- _WORK TO DO_:
Reproduce all the entries precisely.

- _STORED DATA_:
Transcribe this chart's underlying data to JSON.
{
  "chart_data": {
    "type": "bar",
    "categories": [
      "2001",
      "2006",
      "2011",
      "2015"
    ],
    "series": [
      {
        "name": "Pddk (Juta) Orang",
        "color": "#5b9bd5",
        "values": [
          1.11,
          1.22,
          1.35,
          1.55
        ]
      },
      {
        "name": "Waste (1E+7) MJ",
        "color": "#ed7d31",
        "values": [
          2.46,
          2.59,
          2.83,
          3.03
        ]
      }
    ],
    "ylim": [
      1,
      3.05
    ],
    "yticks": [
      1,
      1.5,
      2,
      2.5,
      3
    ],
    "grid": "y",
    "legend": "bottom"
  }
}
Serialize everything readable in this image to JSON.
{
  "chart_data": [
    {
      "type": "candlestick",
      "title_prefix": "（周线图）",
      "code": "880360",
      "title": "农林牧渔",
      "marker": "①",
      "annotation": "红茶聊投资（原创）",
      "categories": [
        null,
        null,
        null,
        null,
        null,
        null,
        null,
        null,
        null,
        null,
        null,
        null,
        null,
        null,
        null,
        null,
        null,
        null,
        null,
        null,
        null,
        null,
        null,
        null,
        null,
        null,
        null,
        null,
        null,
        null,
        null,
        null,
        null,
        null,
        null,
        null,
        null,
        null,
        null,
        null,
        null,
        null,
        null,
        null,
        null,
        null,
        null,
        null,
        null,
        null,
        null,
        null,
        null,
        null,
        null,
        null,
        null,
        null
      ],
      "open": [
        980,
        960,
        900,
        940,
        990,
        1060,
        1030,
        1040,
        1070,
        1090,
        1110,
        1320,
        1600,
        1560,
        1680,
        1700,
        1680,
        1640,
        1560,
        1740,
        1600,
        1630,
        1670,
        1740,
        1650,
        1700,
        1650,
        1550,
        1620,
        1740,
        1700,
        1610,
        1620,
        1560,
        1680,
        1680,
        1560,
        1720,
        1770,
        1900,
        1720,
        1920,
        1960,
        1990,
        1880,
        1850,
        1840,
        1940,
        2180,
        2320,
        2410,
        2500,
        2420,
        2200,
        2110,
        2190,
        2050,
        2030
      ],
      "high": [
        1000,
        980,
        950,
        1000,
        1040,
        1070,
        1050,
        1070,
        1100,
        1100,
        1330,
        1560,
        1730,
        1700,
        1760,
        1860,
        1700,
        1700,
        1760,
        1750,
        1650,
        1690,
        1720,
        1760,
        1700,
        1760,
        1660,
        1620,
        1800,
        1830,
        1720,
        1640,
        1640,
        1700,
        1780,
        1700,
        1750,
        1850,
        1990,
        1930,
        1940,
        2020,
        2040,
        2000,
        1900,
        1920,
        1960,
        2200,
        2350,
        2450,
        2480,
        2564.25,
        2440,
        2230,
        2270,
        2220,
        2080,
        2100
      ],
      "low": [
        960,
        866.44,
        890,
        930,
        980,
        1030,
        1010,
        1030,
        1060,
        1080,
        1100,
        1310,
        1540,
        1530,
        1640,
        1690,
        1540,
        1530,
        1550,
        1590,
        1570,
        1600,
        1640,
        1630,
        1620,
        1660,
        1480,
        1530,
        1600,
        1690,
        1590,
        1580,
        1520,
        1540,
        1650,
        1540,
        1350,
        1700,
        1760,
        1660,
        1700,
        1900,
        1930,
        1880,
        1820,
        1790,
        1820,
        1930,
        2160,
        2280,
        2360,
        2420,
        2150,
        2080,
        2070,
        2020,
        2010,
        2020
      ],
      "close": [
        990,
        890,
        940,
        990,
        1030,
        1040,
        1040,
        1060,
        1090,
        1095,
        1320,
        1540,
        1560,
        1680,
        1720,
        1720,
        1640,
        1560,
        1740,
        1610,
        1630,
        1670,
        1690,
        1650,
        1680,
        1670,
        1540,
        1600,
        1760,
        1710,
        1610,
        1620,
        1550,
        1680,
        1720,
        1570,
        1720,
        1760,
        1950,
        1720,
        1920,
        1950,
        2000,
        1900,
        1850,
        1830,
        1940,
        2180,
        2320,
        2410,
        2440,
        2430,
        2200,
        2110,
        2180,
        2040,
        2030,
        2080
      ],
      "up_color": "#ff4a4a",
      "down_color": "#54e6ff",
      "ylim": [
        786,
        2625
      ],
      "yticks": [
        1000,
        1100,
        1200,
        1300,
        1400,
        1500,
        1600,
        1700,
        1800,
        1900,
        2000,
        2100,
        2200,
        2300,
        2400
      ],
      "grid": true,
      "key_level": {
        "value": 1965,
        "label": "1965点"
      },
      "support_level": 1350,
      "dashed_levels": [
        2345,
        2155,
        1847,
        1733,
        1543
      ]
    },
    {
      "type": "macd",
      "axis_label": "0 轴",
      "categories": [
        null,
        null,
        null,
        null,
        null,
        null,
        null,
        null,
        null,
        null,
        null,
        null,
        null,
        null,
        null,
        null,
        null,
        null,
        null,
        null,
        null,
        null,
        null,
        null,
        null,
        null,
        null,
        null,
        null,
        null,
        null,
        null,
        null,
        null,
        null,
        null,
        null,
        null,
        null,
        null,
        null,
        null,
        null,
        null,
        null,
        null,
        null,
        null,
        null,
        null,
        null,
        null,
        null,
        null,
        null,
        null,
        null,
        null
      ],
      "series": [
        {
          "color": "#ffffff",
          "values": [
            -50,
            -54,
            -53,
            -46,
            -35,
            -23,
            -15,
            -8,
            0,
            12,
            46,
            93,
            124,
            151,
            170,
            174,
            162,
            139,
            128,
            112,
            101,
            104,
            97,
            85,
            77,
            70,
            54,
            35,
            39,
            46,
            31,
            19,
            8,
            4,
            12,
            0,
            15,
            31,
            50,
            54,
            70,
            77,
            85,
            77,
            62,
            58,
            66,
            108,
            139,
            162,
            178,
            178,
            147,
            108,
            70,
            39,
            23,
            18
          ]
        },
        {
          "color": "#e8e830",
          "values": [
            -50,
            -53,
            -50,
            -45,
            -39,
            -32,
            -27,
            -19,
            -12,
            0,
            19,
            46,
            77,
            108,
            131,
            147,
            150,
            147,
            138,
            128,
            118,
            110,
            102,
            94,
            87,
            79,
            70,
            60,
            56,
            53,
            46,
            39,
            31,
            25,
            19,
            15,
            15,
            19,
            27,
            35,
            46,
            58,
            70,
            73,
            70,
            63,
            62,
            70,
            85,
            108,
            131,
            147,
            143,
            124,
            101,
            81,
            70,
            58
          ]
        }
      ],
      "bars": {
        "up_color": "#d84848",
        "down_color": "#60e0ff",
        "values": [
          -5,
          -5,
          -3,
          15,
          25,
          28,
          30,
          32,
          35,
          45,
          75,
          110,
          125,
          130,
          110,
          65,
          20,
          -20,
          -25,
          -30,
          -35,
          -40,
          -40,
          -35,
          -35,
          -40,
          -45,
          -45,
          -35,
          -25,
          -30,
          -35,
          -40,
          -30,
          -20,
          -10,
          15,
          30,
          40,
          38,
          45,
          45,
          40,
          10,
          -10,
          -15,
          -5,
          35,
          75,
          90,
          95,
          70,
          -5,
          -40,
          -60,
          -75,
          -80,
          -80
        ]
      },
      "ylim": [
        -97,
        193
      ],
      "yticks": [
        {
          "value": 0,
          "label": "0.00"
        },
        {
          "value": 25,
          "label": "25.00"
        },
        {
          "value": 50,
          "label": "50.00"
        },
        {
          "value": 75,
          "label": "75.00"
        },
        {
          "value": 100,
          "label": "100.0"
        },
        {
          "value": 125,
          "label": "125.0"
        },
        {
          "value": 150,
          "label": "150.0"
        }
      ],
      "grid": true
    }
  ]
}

- _EXERCISE ANSWER_:
Transcribe this chart's underlying data to JSON.
{
  "chart_data": {
    "type": "bar",
    "categories": [
      "2001",
      "2006",
      "2011",
      "2015"
    ],
    "series": [
      {
        "name": "Pddk (Juta) Orang",
        "color": "#5b9bd5",
        "values": [
          1.11,
          1.22,
          1.35,
          1.55
        ]
      },
      {
        "name": "Waste (1E+7) MJ",
        "color": "#ed7d31",
        "values": [
          2.46,
          2.59,
          2.83,
          3.03
        ]
      }
    ],
    "ylim": [
      1,
      3.05
    ],
    "yticks": [
      1,
      1.5,
      2,
      2.5,
      3
    ],
    "grid": "y",
    "legend": "bottom"
  }
}
Serialize everything readable in this image to JSON.
{
  "chart_data": [
    {
      "type": "candlestick",
      "title_prefix": "（周线图）",
      "code": "880360",
      "title": "农林牧渔",
      "marker": "①",
      "annotation": "红茶聊投资（原创）",
      "categories": [
        null,
        null,
        null,
        null,
        null,
        null,
        null,
        null,
        null,
        null,
        null,
        null,
        null,
        null,
        null,
        null,
        null,
        null,
        null,
        null,
        null,
        null,
        null,
        null,
        null,
        null,
        null,
        null,
        null,
        null,
        null,
        null,
        null,
        null,
        null,
        null,
        null,
        null,
        null,
        null,
        null,
        null,
        null,
        null,
        null,
        null,
        null,
        null,
        null,
        null,
        null,
        null,
        null,
        null,
        null,
        null,
        null,
        null
      ],
      "open": [
        980,
        960,
        900,
        940,
        990,
        1060,
        1030,
        1040,
        1070,
        1090,
        1110,
        1320,
        1600,
        1560,
        1680,
        1700,
        1680,
        1640,
        1560,
        1740,
        1600,
        1630,
        1670,
        1740,
        1650,
        1700,
        1650,
        1550,
        1620,
        1740,
        1700,
        1610,
        1620,
        1560,
        1680,
        1680,
        1560,
        1720,
        1770,
        1900,
        1720,
        1920,
        1960,
        1990,
        1880,
        1850,
        1840,
        1940,
        2180,
        2320,
        2410,
        2500,
        2420,
        2200,
        2110,
        2190,
        2050,
        2030
      ],
      "high": [
        1000,
        980,
        950,
        1000,
        1040,
        1070,
        1050,
        1070,
        1100,
        1100,
        1330,
        1560,
        1730,
        1700,
        1760,
        1860,
        1700,
        1700,
        1760,
        1750,
        1650,
        1690,
        1720,
        1760,
        1700,
        1760,
        1660,
        1620,
        1800,
        1830,
        1720,
        1640,
        1640,
        1700,
        1780,
        1700,
        1750,
        1850,
        1990,
        1930,
        1940,
        2020,
        2040,
        2000,
        1900,
        1920,
        1960,
        2200,
        2350,
        2450,
        2480,
        2564.25,
        2440,
        2230,
        2270,
        2220,
        2080,
        2100
      ],
      "low": [
        960,
        866.44,
        890,
        930,
        980,
        1030,
        1010,
        1030,
        1060,
        1080,
        1100,
        1310,
        1540,
        1530,
        1640,
        1690,
        1540,
        1530,
        1550,
        1590,
        1570,
        1600,
        1640,
        1630,
        1620,
        1660,
        1480,
        1530,
        1600,
        1690,
        1590,
        1580,
        1520,
        1540,
        1650,
        1540,
        1350,
        1700,
        1760,
        1660,
        1700,
        1900,
        1930,
        1880,
        1820,
        1790,
        1820,
        1930,
        2160,
        2280,
        2360,
        2420,
        2150,
        2080,
        2070,
        2020,
        2010,
        2020
      ],
      "close": [
        990,
        890,
        940,
        990,
        1030,
        1040,
        1040,
        1060,
        1090,
        1095,
        1320,
        1540,
        1560,
        1680,
        1720,
        1720,
        1640,
        1560,
        1740,
        1610,
        1630,
        1670,
        1690,
        1650,
        1680,
        1670,
        1540,
        1600,
        1760,
        1710,
        1610,
        1620,
        1550,
        1680,
        1720,
        1570,
        1720,
        1760,
        1950,
        1720,
        1920,
        1950,
        2000,
        1900,
        1850,
        1830,
        1940,
        2180,
        2320,
        2410,
        2440,
        2430,
        2200,
        2110,
        2180,
        2040,
        2030,
        2080
      ],
      "up_color": "#ff4a4a",
      "down_color": "#54e6ff",
      "ylim": [
        786,
        2625
      ],
      "yticks": [
        1000,
        1100,
        1200,
        1300,
        1400,
        1500,
        1600,
        1700,
        1800,
        1900,
        2000,
        2100,
        2200,
        2300,
        2400
      ],
      "grid": true,
      "key_level": {
        "value": 1965,
        "label": "1965点"
      },
      "support_level": 1350,
      "dashed_levels": [
        2345,
        2155,
        1847,
        1733,
        1543
      ]
    },
    {
      "type": "macd",
      "axis_label": "0 轴",
      "categories": [
        null,
        null,
        null,
        null,
        null,
        null,
        null,
        null,
        null,
        null,
        null,
        null,
        null,
        null,
        null,
        null,
        null,
        null,
        null,
        null,
        null,
        null,
        null,
        null,
        null,
        null,
        null,
        null,
        null,
        null,
        null,
        null,
        null,
        null,
        null,
        null,
        null,
        null,
        null,
        null,
        null,
        null,
        null,
        null,
        null,
        null,
        null,
        null,
        null,
        null,
        null,
        null,
        null,
        null,
        null,
        null,
        null,
        null
      ],
      "series": [
        {
          "color": "#ffffff",
          "values": [
            -50,
            -54,
            -53,
            -46,
            -35,
            -23,
            -15,
            -8,
            0,
            12,
            46,
            93,
            124,
            151,
            170,
            174,
            162,
            139,
            128,
            112,
            101,
            104,
            97,
            85,
            77,
            70,
            54,
            35,
            39,
            46,
            31,
            19,
            8,
            4,
            12,
            0,
            15,
            31,
            50,
            54,
            70,
            77,
            85,
            77,
            62,
            58,
            66,
            108,
            139,
            162,
            178,
            178,
            147,
            108,
            70,
            39,
            23,
            18
          ]
        },
        {
          "color": "#e8e830",
          "values": [
            -50,
            -53,
            -50,
            -45,
            -39,
            -32,
            -27,
            -19,
            -12,
            0,
            19,
            46,
            77,
            108,
            131,
            147,
            150,
            147,
            138,
            128,
            118,
            110,
            102,
            94,
            87,
            79,
            70,
            60,
            56,
            53,
            46,
            39,
            31,
            25,
            19,
            15,
            15,
            19,
            27,
            35,
            46,
            58,
            70,
            73,
            70,
            63,
            62,
            70,
            85,
            108,
            131,
            147,
            143,
            124,
            101,
            81,
            70,
            58
          ]
        }
      ],
      "bars": {
        "up_color": "#d84848",
        "down_color": "#60e0ff",
        "values": [
          -5,
          -5,
          -3,
          15,
          25,
          28,
          30,
          32,
          35,
          45,
          75,
          110,
          125,
          130,
          110,
          65,
          20,
          -20,
          -25,
          -30,
          -35,
          -40,
          -40,
          -35,
          -35,
          -40,
          -45,
          -45,
          -35,
          -25,
          -30,
          -35,
          -40,
          -30,
          -20,
          -10,
          15,
          30,
          40,
          38,
          45,
          45,
          40,
          10,
          -10,
          -15,
          -5,
          35,
          75,
          90,
          95,
          70,
          -5,
          -40,
          -60,
          -75,
          -80,
          -80
        ]
      },
      "ylim": [
        -97,
        193
      ],
      "yticks": [
        {
          "value": 0,
          "label": "0.00"
        },
        {
          "value": 25,
          "label": "25.00"
        },
        {
          "value": 50,
          "label": "50.00"
        },
        {
          "value": 75,
          "label": "75.00"
        },
        {
          "value": 100,
          "label": "100.0"
        },
        {
          "value": 125,
          "label": "125.0"
        },
        {
          "value": 150,
          "label": "150.0"
        }
      ],
      "grid": true
    }
  ]
}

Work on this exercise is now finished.